─── Records for the exercise
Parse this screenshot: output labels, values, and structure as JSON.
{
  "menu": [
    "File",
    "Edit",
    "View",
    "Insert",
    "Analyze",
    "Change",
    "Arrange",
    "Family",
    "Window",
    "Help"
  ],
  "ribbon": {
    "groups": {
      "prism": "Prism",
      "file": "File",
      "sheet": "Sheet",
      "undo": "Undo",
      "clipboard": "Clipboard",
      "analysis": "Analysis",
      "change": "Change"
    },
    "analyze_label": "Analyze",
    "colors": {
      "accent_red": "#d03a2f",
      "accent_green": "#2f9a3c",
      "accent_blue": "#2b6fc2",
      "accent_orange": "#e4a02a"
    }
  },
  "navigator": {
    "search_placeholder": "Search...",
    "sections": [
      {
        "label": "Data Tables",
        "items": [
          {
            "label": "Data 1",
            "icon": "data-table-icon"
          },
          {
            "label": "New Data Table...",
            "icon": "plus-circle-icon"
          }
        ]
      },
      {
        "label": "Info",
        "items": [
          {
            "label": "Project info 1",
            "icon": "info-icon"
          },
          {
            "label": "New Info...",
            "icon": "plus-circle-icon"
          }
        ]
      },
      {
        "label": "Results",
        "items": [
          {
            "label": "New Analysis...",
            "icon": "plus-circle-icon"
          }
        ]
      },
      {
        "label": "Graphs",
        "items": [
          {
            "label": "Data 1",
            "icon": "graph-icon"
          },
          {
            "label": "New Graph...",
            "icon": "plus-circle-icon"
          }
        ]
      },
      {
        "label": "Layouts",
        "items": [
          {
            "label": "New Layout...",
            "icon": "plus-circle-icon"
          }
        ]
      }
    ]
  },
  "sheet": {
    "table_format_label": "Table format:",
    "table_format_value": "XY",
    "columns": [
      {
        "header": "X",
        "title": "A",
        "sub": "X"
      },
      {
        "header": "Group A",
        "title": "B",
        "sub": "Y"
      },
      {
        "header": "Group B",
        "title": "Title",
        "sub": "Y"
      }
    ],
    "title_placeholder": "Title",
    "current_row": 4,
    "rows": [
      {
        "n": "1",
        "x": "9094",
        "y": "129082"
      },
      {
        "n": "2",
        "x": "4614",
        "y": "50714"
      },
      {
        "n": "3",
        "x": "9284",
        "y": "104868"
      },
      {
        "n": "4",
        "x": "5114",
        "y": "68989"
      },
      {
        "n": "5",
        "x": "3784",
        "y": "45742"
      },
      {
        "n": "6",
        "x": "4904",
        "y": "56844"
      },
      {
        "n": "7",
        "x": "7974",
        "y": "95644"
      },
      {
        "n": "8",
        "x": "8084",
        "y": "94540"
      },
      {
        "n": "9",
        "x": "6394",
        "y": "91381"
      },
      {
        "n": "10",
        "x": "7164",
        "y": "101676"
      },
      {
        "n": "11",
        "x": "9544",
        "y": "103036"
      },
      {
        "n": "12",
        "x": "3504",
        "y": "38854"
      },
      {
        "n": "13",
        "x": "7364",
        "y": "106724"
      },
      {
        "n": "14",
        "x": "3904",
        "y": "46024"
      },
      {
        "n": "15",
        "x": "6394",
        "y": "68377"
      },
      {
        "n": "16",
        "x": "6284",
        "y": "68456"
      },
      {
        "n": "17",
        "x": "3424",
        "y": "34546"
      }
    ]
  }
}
──────
▶ **Written exercise**: Repeat all the entries exactly as given.

▶ **Result**:
Parse this screenshot: output labels, values, and structure as JSON.
{
  "menu": [
    "File",
    "Edit",
    "View",
    "Insert",
    "Analyze",
    "Change",
    "Arrange",
    "Family",
    "Window",
    "Help"
  ],
  "ribbon": {
    "groups": {
      "prism": "Prism",
      "file": "File",
      "sheet": "Sheet",
      "undo": "Undo",
      "clipboard": "Clipboard",
      "analysis": "Analysis",
      "change": "Change"
    },
    "analyze_label": "Analyze",
    "colors": {
      "accent_red": "#d03a2f",
      "accent_green": "#2f9a3c",
      "accent_blue": "#2b6fc2",
      "accent_orange": "#e4a02a"
    }
  },
  "navigator": {
    "search_placeholder": "Search...",
    "sections": [
      {
        "label": "Data Tables",
        "items": [
          {
            "label": "Data 1",
            "icon": "data-table-icon"
          },
          {
            "label": "New Data Table...",
            "icon": "plus-circle-icon"
          }
        ]
      },
      {
        "label": "Info",
        "items": [
          {
            "label": "Project info 1",
            "icon": "info-icon"
          },
          {
            "label": "New Info...",
            "icon": "plus-circle-icon"
          }
        ]
      },
      {
        "label": "Results",
        "items": [
          {
            "label": "New Analysis...",
            "icon": "plus-circle-icon"
          }
        ]
      },
      {
        "label": "Graphs",
        "items": [
          {
            "label": "Data 1",
            "icon": "graph-icon"
          },
          {
            "label": "New Graph...",
            "icon": "plus-circle-icon"
          }
        ]
      },
      {
        "label": "Layouts",
        "items": [
          {
            "label": "New Layout...",
            "icon": "plus-circle-icon"
          }
        ]
      }
    ]
  },
  "sheet": {
    "table_format_label": "Table format:",
    "table_format_value": "XY",
    "columns": [
      {
        "header": "X",
        "title": "A",
        "sub": "X"
      },
      {
        "header": "Group A",
        "title": "B",
        "sub": "Y"
      },
      {
        "header": "Group B",
        "title": "Title",
        "sub": "Y"
      }
    ],
    "title_placeholder": "Title",
    "current_row": 4,
    "rows": [
      {
        "n": "1",
        "x": "9094",
        "y": "129082"
      },
      {
        "n": "2",
        "x": "4614",
        "y": "50714"
      },
      {
        "n": "3",
        "x": "9284",
        "y": "104868"
      },
      {
        "n": "4",
        "x": "5114",
        "y": "68989"
      },
      {
        "n": "5",
        "x": "3784",
        "y": "45742"
      },
      {
        "n": "6",
        "x": "4904",
        "y": "56844"
      },
      {
        "n": "7",
        "x": "7974",
        "y": "95644"
      },
      {
        "n": "8",
        "x": "8084",
        "y": "94540"
      },
      {
        "n": "9",
        "x": "6394",
        "y": "91381"
      },
      {
        "n": "10",
        "x": "7164",
        "y": "101676"
      },
      {
        "n": "11",
        "x": "9544",
        "y": "103036"
      },
      {
        "n": "12",
        "x": "3504",
        "y": "38854"
      },
      {
        "n": "13",
        "x": "7364",
        "y": "106724"
      },
      {
        "n": "14",
        "x": "3904",
        "y": "46024"
      },
      {
        "n": "15",
        "x": "6394",
        "y": "68377"
      },
      {
        "n": "16",
        "x": "6284",
        "y": "68456"
      },
      {
        "n": "17",
        "x": "3424",
        "y": "34546"
      }
    ]
  }
}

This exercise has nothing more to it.